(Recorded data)
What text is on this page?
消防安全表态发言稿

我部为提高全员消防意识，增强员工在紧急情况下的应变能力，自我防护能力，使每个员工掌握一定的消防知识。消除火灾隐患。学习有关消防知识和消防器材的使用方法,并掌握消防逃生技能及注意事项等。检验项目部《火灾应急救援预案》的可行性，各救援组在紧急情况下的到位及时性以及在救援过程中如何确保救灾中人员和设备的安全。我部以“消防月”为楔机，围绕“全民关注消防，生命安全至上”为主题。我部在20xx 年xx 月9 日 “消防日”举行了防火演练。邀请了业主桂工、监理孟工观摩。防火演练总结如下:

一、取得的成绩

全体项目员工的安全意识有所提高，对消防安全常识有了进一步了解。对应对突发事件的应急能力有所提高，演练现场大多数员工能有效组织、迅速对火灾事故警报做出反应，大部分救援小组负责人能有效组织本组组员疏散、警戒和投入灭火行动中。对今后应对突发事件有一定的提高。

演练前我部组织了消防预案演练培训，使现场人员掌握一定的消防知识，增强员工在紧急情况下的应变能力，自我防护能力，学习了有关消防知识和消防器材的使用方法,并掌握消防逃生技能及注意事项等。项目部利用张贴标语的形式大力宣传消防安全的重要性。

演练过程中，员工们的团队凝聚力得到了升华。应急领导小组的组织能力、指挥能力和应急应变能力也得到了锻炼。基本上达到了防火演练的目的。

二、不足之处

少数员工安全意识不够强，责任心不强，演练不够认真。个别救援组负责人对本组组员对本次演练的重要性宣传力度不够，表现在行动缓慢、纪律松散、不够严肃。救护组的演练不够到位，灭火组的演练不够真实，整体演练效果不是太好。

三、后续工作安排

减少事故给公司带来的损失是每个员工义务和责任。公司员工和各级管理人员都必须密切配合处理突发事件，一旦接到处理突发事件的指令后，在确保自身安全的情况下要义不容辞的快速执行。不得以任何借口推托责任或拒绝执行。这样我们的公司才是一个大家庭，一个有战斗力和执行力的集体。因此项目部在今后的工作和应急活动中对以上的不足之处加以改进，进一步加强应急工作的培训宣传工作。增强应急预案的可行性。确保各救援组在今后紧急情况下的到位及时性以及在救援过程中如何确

→ WHAT THE EXERCISE ASKS: Provide an exact reproduction of all the entries shown above.

→ SOLUTION TO THE PROBLEM:
What text is on this page?
消防安全表态发言稿

我部为提高全员消防意识，增强员工在紧急情况下的应变能力，自我防护能力，使每个员工掌握一定的消防知识。消除火灾隐患。学习有关消防知识和消防器材的使用方法,并掌握消防逃生技能及注意事项等。检验项目部《火灾应急救援预案》的可行性，各救援组在紧急情况下的到位及时性以及在救援过程中如何确保救灾中人员和设备的安全。我部以“消防月”为楔机，围绕“全民关注消防，生命安全至上”为主题。我部在20xx 年xx 月9 日 “消防日”举行了防火演练。邀请了业主桂工、监理孟工观摩。防火演练总结如下:

一、取得的成绩

全体项目员工的安全意识有所提高，对消防安全常识有了进一步了解。对应对突发事件的应急能力有所提高，演练现场大多数员工能有效组织、迅速对火灾事故警报做出反应，大部分救援小组负责人能有效组织本组组员疏散、警戒和投入灭火行动中。对今后应对突发事件有一定的提高。

演练前我部组织了消防预案演练培训，使现场人员掌握一定的消防知识，增强员工在紧急情况下的应变能力，自我防护能力，学习了有关消防知识和消防器材的使用方法,并掌握消防逃生技能及注意事项等。项目部利用张贴标语的形式大力宣传消防安全的重要性。

演练过程中，员工们的团队凝聚力得到了升华。应急领导小组的组织能力、指挥能力和应急应变能力也得到了锻炼。基本上达到了防火演练的目的。

二、不足之处

少数员工安全意识不够强，责任心不强，演练不够认真。个别救援组负责人对本组组员对本次演练的重要性宣传力度不够，表现在行动缓慢、纪律松散、不够严肃。救护组的演练不够到位，灭火组的演练不够真实，整体演练效果不是太好。

三、后续工作安排

减少事故给公司带来的损失是每个员工义务和责任。公司员工和各级管理人员都必须密切配合处理突发事件，一旦接到处理突发事件的指令后，在确保自身安全的情况下要义不容辞的快速执行。不得以任何借口推托责任或拒绝执行。这样我们的公司才是一个大家庭，一个有战斗力和执行力的集体。因此项目部在今后的工作和应急活动中对以上的不足之处加以改进，进一步加强应急工作的培训宣传工作。增强应急预案的可行性。确保各救援组在今后紧急情况下的到位及时性以及在救援过程中如何确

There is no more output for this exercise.